_Short problem_.
Using the records that follow, copy every line containing the word "area".

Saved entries
--- begin ---

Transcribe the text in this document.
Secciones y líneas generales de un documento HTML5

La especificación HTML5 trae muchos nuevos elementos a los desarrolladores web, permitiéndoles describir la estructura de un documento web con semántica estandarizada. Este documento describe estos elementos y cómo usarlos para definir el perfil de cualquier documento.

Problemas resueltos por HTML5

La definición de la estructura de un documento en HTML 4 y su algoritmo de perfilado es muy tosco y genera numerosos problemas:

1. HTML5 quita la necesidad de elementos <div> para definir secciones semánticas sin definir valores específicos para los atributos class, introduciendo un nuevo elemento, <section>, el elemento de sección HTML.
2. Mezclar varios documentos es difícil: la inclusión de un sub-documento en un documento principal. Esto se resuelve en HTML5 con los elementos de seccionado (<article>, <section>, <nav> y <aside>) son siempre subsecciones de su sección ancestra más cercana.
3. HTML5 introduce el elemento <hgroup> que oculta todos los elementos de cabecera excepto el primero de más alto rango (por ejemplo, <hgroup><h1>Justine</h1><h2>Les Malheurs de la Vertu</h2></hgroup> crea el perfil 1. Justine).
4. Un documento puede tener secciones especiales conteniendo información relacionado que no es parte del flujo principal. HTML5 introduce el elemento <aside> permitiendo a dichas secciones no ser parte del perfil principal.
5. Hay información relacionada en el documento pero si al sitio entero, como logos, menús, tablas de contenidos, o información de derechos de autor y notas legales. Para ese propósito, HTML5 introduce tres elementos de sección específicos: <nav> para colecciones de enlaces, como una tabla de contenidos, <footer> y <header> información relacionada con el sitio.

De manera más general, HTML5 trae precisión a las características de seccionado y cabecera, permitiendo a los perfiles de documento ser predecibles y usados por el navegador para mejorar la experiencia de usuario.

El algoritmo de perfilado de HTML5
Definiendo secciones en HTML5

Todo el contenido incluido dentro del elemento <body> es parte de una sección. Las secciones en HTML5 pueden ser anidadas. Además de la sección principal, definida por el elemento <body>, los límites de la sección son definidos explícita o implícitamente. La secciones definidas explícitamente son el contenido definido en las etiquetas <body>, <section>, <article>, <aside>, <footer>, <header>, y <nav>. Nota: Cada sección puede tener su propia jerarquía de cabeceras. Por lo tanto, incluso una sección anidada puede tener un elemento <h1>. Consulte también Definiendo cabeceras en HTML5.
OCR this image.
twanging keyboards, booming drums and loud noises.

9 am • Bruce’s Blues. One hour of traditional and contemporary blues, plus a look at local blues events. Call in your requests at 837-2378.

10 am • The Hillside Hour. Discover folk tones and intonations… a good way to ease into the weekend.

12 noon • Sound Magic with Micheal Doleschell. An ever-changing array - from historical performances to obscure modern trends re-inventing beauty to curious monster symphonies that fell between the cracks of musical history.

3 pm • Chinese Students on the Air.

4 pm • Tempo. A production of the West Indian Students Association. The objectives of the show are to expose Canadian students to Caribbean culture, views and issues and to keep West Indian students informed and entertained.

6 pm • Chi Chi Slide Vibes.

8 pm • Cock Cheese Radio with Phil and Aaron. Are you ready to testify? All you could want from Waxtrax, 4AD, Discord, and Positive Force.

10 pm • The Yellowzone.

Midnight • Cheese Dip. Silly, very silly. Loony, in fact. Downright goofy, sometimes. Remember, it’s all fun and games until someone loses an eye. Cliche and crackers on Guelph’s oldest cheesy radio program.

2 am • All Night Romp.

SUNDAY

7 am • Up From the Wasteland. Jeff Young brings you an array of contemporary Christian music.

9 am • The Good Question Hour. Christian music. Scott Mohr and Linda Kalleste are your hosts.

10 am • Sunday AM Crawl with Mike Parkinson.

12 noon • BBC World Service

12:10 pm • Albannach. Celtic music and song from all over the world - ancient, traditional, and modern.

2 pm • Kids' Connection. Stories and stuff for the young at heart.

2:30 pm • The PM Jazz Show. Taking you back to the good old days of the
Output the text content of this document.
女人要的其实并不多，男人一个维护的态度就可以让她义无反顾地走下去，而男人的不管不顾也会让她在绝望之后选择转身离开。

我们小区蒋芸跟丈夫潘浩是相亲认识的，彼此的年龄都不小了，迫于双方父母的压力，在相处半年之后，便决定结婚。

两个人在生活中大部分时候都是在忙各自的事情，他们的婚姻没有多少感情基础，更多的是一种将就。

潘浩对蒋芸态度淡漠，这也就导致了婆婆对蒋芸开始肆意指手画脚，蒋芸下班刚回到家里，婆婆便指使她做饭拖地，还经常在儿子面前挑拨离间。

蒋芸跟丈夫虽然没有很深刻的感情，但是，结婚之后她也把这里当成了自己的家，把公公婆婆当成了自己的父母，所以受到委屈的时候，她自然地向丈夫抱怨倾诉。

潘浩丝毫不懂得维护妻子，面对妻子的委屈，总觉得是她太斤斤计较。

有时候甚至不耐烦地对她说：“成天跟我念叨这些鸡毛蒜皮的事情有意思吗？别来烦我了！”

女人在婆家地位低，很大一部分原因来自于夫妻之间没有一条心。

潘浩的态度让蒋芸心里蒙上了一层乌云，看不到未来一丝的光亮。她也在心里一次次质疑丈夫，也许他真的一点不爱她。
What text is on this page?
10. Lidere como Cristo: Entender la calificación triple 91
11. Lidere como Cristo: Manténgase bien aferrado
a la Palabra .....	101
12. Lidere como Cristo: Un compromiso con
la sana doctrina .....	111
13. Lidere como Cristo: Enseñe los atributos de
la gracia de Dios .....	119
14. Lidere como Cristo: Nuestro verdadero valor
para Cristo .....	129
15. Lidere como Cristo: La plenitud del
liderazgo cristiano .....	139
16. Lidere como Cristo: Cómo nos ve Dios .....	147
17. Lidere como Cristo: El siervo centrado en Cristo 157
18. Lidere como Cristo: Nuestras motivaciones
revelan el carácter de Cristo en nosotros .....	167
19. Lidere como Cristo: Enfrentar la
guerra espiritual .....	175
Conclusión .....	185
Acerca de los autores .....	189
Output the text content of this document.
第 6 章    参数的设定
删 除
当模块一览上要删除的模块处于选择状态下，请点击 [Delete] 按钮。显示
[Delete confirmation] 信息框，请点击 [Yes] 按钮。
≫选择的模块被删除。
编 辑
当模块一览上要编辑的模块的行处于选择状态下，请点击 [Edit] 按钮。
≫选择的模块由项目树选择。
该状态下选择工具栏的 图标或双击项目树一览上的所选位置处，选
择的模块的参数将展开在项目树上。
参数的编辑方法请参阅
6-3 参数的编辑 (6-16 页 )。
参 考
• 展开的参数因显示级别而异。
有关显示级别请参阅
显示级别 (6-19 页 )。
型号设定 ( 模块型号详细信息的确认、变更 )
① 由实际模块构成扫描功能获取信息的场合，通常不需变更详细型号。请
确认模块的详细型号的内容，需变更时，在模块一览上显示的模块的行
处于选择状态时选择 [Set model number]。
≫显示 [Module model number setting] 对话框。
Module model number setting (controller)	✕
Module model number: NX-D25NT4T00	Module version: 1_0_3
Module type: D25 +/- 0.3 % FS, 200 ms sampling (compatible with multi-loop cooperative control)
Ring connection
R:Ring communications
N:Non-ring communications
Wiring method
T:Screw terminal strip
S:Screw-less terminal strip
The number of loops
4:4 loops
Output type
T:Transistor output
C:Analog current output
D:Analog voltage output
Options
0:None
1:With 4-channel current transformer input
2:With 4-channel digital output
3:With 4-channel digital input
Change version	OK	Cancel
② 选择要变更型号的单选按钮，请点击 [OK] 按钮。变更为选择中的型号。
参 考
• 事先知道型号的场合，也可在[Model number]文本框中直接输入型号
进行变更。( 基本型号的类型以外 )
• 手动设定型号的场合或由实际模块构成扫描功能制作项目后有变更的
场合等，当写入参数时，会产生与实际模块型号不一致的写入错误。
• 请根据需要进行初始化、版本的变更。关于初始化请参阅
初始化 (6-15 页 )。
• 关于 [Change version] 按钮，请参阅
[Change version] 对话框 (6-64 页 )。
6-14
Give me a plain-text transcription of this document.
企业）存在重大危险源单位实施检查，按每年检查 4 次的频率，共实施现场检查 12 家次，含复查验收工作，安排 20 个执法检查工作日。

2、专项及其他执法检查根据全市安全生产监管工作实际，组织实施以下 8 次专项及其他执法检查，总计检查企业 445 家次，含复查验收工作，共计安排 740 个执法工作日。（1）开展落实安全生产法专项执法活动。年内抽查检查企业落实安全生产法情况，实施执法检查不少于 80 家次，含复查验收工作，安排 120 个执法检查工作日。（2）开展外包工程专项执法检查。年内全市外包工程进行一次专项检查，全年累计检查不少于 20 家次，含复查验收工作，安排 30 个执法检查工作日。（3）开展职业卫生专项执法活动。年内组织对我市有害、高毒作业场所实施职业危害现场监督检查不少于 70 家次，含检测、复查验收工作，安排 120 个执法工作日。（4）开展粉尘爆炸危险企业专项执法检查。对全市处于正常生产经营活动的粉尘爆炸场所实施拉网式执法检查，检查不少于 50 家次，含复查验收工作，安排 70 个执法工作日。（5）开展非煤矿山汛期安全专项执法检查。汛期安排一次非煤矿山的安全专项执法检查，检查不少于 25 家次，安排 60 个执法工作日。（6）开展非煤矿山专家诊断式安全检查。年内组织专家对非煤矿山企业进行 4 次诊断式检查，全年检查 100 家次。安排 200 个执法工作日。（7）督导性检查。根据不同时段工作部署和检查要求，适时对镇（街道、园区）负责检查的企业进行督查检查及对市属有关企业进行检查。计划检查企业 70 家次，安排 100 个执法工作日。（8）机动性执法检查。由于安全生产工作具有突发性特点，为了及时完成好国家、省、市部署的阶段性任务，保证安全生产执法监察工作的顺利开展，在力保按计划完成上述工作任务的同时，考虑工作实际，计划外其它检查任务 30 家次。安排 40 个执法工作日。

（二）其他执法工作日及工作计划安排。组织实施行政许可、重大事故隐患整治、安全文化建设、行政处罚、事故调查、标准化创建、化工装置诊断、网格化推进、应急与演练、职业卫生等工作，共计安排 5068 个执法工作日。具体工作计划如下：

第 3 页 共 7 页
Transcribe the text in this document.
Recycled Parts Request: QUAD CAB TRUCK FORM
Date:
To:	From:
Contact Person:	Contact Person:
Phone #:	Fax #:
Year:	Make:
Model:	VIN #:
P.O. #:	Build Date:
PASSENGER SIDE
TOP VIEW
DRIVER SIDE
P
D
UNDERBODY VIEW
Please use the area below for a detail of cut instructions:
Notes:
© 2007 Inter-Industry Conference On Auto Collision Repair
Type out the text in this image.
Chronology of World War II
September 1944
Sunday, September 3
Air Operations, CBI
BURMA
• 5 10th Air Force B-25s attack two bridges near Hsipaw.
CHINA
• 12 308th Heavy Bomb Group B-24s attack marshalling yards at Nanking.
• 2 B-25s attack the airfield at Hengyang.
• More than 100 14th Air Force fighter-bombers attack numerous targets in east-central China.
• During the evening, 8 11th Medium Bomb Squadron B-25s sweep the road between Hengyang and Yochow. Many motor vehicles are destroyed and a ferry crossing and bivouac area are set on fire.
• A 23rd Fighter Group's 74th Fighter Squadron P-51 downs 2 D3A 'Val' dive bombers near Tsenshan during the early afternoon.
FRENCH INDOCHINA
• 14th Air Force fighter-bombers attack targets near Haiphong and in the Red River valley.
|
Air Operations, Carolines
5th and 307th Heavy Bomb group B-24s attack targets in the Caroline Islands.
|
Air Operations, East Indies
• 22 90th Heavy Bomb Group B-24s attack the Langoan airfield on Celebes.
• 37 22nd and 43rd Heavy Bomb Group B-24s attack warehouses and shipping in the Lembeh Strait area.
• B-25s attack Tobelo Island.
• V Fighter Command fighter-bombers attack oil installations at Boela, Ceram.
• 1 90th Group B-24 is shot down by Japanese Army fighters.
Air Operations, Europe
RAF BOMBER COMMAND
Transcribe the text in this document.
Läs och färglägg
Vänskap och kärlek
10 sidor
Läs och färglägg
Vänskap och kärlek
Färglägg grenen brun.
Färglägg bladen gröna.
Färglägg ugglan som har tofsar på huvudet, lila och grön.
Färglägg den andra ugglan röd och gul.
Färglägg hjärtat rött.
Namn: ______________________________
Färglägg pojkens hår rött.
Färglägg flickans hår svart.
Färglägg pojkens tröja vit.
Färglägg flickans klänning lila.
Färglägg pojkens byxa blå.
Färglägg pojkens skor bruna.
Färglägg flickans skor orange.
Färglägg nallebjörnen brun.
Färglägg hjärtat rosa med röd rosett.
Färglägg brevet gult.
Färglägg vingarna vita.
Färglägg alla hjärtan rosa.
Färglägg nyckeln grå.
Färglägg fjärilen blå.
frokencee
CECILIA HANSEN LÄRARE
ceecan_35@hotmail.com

--- end ---

_Full solution_.
Please use the area below for a detail of cut instructions:
• During the evening, 8 11th Medium Bomb Squadron B-25s sweep the road between Hengyang and Yochow. Many motor vehicles are destroyed and a ferry crossing and bivouac area are set on fire.
• 37 22nd and 43rd Heavy Bomb Group B-24s attack warehouses and shipping in the Lembeh Strait area.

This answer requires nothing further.